▶ Records shown
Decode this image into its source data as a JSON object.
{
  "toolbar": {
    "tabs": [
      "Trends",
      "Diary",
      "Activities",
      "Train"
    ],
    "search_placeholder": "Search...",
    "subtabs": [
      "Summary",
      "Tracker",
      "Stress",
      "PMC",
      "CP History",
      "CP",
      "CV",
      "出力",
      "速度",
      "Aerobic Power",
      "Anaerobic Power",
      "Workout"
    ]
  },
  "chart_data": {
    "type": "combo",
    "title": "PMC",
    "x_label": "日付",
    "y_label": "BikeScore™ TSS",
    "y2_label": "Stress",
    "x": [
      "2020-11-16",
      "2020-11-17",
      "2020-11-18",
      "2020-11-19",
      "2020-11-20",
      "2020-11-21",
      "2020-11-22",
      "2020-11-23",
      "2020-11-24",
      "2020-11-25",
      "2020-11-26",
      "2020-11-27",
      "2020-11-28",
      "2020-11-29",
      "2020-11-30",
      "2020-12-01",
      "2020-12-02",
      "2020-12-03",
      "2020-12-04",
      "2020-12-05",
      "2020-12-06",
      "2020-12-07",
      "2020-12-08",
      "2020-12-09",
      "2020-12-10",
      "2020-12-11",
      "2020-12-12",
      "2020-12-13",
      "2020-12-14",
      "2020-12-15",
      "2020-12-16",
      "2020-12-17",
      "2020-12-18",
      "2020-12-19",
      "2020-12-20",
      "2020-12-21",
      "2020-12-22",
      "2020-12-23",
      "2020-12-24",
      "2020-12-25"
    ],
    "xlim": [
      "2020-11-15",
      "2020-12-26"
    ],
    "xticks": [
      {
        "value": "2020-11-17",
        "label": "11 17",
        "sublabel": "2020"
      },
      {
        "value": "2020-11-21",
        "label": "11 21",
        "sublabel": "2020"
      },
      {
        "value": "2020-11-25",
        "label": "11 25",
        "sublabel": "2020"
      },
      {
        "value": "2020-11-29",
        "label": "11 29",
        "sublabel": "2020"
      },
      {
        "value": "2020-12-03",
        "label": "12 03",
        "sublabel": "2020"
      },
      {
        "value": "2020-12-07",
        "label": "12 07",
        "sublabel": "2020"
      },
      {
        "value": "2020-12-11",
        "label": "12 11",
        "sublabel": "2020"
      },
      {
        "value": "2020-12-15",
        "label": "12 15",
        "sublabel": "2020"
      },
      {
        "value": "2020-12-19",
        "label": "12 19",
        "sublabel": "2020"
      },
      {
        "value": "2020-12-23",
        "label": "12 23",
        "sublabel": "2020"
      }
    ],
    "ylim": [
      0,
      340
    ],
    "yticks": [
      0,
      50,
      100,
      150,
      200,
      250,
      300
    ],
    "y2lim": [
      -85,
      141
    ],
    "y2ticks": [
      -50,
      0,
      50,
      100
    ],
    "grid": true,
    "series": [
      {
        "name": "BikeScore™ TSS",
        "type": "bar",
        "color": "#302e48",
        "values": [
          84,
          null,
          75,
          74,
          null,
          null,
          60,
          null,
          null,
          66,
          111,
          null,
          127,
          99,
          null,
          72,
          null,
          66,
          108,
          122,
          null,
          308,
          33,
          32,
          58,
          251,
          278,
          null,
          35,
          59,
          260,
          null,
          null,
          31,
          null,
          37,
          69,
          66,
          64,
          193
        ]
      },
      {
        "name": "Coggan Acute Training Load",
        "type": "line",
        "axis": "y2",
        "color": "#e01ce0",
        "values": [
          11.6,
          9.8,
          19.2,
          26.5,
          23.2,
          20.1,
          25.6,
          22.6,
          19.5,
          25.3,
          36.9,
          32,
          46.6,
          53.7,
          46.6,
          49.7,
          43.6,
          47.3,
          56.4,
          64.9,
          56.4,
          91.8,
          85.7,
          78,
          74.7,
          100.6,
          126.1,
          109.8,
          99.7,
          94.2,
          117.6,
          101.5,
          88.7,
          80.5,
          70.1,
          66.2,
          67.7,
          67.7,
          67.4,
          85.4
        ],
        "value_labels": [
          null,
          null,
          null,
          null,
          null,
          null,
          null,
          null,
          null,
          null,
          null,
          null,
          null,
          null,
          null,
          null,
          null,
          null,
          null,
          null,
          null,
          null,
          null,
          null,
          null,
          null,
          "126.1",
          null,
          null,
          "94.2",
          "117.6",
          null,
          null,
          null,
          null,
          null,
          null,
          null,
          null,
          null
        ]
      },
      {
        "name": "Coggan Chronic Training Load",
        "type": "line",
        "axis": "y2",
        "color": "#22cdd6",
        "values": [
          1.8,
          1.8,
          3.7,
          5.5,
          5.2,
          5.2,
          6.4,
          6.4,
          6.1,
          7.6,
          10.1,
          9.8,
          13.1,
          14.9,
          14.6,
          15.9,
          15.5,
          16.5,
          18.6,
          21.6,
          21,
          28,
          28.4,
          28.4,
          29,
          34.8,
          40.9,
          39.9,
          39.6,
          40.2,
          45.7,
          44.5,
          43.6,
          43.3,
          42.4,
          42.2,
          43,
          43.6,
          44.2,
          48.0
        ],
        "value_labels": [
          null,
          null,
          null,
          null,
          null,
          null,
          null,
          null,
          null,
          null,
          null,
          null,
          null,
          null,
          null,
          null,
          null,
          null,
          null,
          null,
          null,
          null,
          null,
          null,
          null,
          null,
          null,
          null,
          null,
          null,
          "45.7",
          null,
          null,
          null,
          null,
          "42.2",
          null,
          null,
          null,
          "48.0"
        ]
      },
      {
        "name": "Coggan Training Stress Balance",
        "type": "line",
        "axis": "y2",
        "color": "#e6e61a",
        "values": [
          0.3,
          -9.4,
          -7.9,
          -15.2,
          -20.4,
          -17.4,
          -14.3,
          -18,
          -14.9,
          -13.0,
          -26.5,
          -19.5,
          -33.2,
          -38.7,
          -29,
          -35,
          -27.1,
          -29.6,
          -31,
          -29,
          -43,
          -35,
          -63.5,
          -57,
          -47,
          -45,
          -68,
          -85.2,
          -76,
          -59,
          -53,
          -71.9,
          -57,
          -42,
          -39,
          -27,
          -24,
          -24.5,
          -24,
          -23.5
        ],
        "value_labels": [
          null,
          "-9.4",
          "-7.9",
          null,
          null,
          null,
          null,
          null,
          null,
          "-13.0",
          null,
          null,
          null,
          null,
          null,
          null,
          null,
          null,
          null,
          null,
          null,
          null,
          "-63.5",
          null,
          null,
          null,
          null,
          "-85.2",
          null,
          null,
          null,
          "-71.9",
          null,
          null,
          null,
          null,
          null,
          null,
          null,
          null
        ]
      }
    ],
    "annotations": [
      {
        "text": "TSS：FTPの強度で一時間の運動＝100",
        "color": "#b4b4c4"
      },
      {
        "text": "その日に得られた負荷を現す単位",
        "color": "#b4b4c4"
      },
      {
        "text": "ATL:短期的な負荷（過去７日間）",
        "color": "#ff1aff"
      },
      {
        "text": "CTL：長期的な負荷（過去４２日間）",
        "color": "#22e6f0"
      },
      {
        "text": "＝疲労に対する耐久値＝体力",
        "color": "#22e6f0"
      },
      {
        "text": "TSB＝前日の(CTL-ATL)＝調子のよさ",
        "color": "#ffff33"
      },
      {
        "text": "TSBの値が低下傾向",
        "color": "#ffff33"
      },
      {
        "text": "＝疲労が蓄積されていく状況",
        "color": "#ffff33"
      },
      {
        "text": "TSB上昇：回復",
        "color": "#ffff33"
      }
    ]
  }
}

▶ To do
Which lines above hold the word "Load"? Copy each of them.

▶ The output
        "name": "Coggan Acute Training Load",
        "name": "Coggan Chronic Training Load",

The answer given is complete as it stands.